▶ _WHAT TO WORK ON_: In the Mini Cougar forum thread below, how much did DanOh pay for the 15-round 9mm clip he bought from the Beretta site?

▶ _EXCERPT TO READ_:
--------------------------------------------------

# mini couger 8000g 9mm



## jeff4863 (Feb 13, 2012)

Hi to all,
I just picked up mini couger 8000g sat. love te way it feel but I would like to find a 15 rd. clip and a MAGAZINE SPACER 8000 8040 MINI COUGAR so the clip isnt seen below the grip. any help ? Thankyou for any help Jeff


----------



## PapaHades (Feb 13, 2012)

Deprecated Browser Error

I think the above link is the mag your looking for, as far as the spacer, not sure, fairly new to berettas myself.


----------



## DanOh (Nov 19, 2012)

I bought a 15 round 9mm clip from Baretta site for $25. I didn't want to trust any aftermaket stuff. sorry, mine is Cougar, not mini.


----------



## DanOh (Nov 19, 2012)

How much smaller in size is the Mini Cougar compared to Beretta Cougar? I have looked high and low and can't get a good answer from reading and local shops don't have one.....I really want to consider one for CCW.

--------------------------------------------------

Listings of elements and their boxes
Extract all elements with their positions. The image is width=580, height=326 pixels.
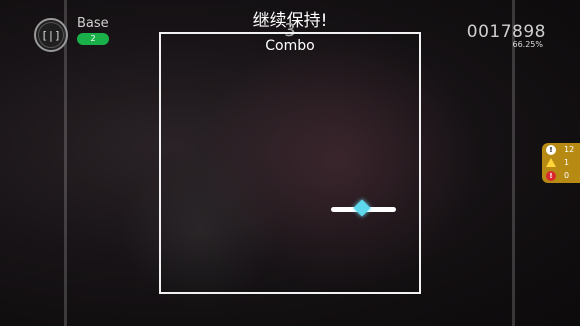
error-icon: ! xyxy=(546,171,556,181)
stat-value-warning: 1 xyxy=(564,158,570,167)
playfield-frame[interactable] xyxy=(159,32,421,294)
stat-row-error: ! 0 xyxy=(546,170,580,182)
stat-value-info: 12 xyxy=(564,145,575,154)
warning-icon xyxy=(546,158,556,167)
stat-value-error: 0 xyxy=(564,171,570,180)
stat-row-info: ! 12 xyxy=(546,144,580,156)
score-display: 0017898 xyxy=(466,22,546,42)
stat-row-warning: 1 xyxy=(546,157,580,169)
accuracy-display: 66.25% xyxy=(512,40,543,49)
info-icon: ! xyxy=(546,145,556,155)
judgement-stats-panel: ! 12 1 ! 0 xyxy=(542,143,580,183)
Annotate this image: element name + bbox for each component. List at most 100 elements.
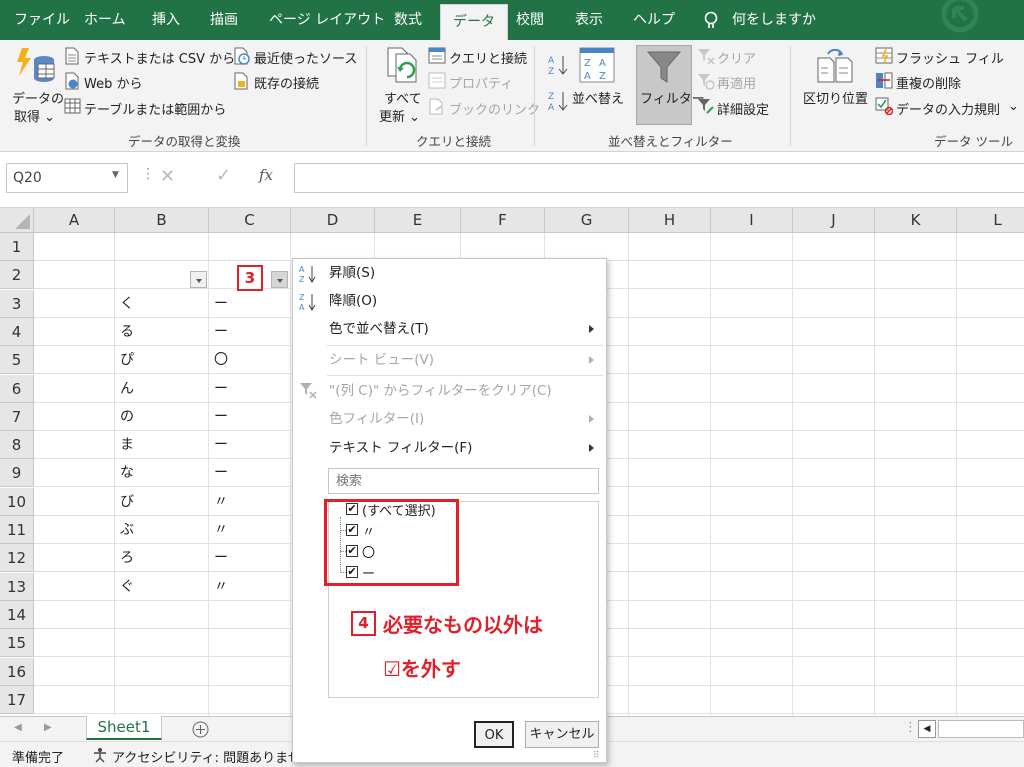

--------------------------------------------------

▶ _SOLUTION_: $25.